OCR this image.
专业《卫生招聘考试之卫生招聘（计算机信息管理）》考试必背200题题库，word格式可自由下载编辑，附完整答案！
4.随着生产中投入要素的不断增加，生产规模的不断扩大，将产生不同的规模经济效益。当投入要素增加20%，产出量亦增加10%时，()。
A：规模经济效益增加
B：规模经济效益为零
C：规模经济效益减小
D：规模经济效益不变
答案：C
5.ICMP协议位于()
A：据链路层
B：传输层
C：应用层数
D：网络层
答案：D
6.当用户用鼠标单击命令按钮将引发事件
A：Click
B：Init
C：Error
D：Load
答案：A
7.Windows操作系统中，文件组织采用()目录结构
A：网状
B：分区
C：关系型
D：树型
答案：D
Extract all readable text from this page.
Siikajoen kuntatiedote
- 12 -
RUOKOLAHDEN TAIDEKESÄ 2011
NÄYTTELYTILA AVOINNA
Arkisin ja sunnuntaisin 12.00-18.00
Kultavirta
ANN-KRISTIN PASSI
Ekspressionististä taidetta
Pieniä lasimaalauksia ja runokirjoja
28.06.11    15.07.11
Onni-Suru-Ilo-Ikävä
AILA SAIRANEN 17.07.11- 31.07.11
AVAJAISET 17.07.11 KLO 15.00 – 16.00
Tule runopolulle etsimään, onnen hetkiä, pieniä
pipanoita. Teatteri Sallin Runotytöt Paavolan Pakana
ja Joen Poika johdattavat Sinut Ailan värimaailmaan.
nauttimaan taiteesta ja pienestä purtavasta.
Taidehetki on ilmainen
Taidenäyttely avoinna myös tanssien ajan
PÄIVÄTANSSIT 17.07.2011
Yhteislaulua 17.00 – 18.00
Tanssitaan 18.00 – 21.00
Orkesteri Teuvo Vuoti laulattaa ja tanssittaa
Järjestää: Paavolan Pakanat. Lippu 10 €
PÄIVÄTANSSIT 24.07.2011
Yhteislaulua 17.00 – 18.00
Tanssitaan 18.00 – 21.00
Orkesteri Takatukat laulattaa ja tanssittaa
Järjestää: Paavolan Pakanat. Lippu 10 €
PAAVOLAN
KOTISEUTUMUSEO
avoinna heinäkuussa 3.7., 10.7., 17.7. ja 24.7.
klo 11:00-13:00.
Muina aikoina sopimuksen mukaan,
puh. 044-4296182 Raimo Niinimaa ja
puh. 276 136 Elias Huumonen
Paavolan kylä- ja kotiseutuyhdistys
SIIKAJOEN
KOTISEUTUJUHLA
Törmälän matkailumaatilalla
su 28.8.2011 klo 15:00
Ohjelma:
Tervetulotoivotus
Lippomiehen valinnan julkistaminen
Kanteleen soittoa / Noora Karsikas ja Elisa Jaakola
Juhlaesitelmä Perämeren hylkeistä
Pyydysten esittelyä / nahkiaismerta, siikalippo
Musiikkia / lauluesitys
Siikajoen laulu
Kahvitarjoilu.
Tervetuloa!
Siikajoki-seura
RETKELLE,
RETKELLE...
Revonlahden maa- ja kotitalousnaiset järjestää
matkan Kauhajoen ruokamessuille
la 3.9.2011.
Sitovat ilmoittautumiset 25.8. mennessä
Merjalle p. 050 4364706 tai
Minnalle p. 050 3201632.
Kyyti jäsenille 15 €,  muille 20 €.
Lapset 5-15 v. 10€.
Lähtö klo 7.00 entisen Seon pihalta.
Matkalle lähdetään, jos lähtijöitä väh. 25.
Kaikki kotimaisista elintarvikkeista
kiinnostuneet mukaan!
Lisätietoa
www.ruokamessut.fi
- - -
# What to work on
Write the material out exactly, with nothing left out.

# Solution
OCR this image.
专业《卫生招聘考试之卫生招聘（计算机信息管理）》考试必背200题题库，word格式可自由下载编辑，附完整答案！
4.随着生产中投入要素的不断增加，生产规模的不断扩大，将产生不同的规模经济效益。当投入要素增加20%，产出量亦增加10%时，()。
A：规模经济效益增加
B：规模经济效益为零
C：规模经济效益减小
D：规模经济效益不变
答案：C
5.ICMP协议位于()
A：据链路层
B：传输层
C：应用层数
D：网络层
答案：D
6.当用户用鼠标单击命令按钮将引发事件
A：Click
B：Init
C：Error
D：Load
答案：A
7.Windows操作系统中，文件组织采用()目录结构
A：网状
B：分区
C：关系型
D：树型
答案：D
Extract all readable text from this page.
Siikajoen kuntatiedote
- 12 -
RUOKOLAHDEN TAIDEKESÄ 2011
NÄYTTELYTILA AVOINNA
Arkisin ja sunnuntaisin 12.00-18.00
Kultavirta
ANN-KRISTIN PASSI
Ekspressionististä taidetta
Pieniä lasimaalauksia ja runokirjoja
28.06.11    15.07.11
Onni-Suru-Ilo-Ikävä
AILA SAIRANEN 17.07.11- 31.07.11
AVAJAISET 17.07.11 KLO 15.00 – 16.00
Tule runopolulle etsimään, onnen hetkiä, pieniä
pipanoita. Teatteri Sallin Runotytöt Paavolan Pakana
ja Joen Poika johdattavat Sinut Ailan värimaailmaan.
nauttimaan taiteesta ja pienestä purtavasta.
Taidehetki on ilmainen
Taidenäyttely avoinna myös tanssien ajan
PÄIVÄTANSSIT 17.07.2011
Yhteislaulua 17.00 – 18.00
Tanssitaan 18.00 – 21.00
Orkesteri Teuvo Vuoti laulattaa ja tanssittaa
Järjestää: Paavolan Pakanat. Lippu 10 €
PÄIVÄTANSSIT 24.07.2011
Yhteislaulua 17.00 – 18.00
Tanssitaan 18.00 – 21.00
Orkesteri Takatukat laulattaa ja tanssittaa
Järjestää: Paavolan Pakanat. Lippu 10 €
PAAVOLAN
KOTISEUTUMUSEO
avoinna heinäkuussa 3.7., 10.7., 17.7. ja 24.7.
klo 11:00-13:00.
Muina aikoina sopimuksen mukaan,
puh. 044-4296182 Raimo Niinimaa ja
puh. 276 136 Elias Huumonen
Paavolan kylä- ja kotiseutuyhdistys
SIIKAJOEN
KOTISEUTUJUHLA
Törmälän matkailumaatilalla
su 28.8.2011 klo 15:00
Ohjelma:
Tervetulotoivotus
Lippomiehen valinnan julkistaminen
Kanteleen soittoa / Noora Karsikas ja Elisa Jaakola
Juhlaesitelmä Perämeren hylkeistä
Pyydysten esittelyä / nahkiaismerta, siikalippo
Musiikkia / lauluesitys
Siikajoen laulu
Kahvitarjoilu.
Tervetuloa!
Siikajoki-seura
RETKELLE,
RETKELLE...
Revonlahden maa- ja kotitalousnaiset järjestää
matkan Kauhajoen ruokamessuille
la 3.9.2011.
Sitovat ilmoittautumiset 25.8. mennessä
Merjalle p. 050 4364706 tai
Minnalle p. 050 3201632.
Kyyti jäsenille 15 €,  muille 20 €.
Lapset 5-15 v. 10€.
Lähtö klo 7.00 entisen Seon pihalta.
Matkalle lähdetään, jos lähtijöitä väh. 25.
Kaikki kotimaisista elintarvikkeista
kiinnostuneet mukaan!
Lisätietoa
www.ruokamessut.fi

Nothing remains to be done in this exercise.